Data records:
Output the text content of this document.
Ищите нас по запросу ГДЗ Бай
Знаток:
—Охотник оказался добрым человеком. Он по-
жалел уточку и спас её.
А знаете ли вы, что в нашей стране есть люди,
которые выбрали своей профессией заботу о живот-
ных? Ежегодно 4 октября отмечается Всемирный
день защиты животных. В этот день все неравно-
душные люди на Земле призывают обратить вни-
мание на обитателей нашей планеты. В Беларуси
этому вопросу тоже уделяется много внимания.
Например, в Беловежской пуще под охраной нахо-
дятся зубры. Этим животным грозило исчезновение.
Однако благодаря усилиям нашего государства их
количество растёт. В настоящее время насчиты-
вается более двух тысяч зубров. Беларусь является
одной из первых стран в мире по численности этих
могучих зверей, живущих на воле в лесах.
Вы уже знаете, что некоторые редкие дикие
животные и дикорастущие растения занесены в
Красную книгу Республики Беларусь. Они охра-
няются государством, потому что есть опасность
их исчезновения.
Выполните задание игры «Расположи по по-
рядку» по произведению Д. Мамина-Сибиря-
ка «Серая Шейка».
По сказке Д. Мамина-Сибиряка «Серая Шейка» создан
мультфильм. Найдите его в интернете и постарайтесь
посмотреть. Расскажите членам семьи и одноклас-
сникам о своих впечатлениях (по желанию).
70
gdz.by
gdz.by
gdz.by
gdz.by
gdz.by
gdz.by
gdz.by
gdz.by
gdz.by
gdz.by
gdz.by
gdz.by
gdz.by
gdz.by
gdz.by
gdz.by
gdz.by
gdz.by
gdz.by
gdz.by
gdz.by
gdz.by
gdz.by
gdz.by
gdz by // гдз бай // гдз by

_What you should do_
Repeat the lines above exactly.

_Written answer_
Output the text content of this document.
Ищите нас по запросу ГДЗ Бай
Знаток:
—Охотник оказался добрым человеком. Он по-
жалел уточку и спас её.
А знаете ли вы, что в нашей стране есть люди,
которые выбрали своей профессией заботу о живот-
ных? Ежегодно 4 октября отмечается Всемирный
день защиты животных. В этот день все неравно-
душные люди на Земле призывают обратить вни-
мание на обитателей нашей планеты. В Беларуси
этому вопросу тоже уделяется много внимания.
Например, в Беловежской пуще под охраной нахо-
дятся зубры. Этим животным грозило исчезновение.
Однако благодаря усилиям нашего государства их
количество растёт. В настоящее время насчиты-
вается более двух тысяч зубров. Беларусь является
одной из первых стран в мире по численности этих
могучих зверей, живущих на воле в лесах.
Вы уже знаете, что некоторые редкие дикие
животные и дикорастущие растения занесены в
Красную книгу Республики Беларусь. Они охра-
няются государством, потому что есть опасность
их исчезновения.
Выполните задание игры «Расположи по по-
рядку» по произведению Д. Мамина-Сибиря-
ка «Серая Шейка».
По сказке Д. Мамина-Сибиряка «Серая Шейка» создан
мультфильм. Найдите его в интернете и постарайтесь
посмотреть. Расскажите членам семьи и одноклас-
сникам о своих впечатлениях (по желанию).
70
gdz.by
gdz.by
gdz.by
gdz.by
gdz.by
gdz.by
gdz.by
gdz.by
gdz.by
gdz.by
gdz.by
gdz.by
gdz.by
gdz.by
gdz.by
gdz.by
gdz.by
gdz.by
gdz.by
gdz.by
gdz.by
gdz.by
gdz.by
gdz.by
gdz by // гдз бай // гдз by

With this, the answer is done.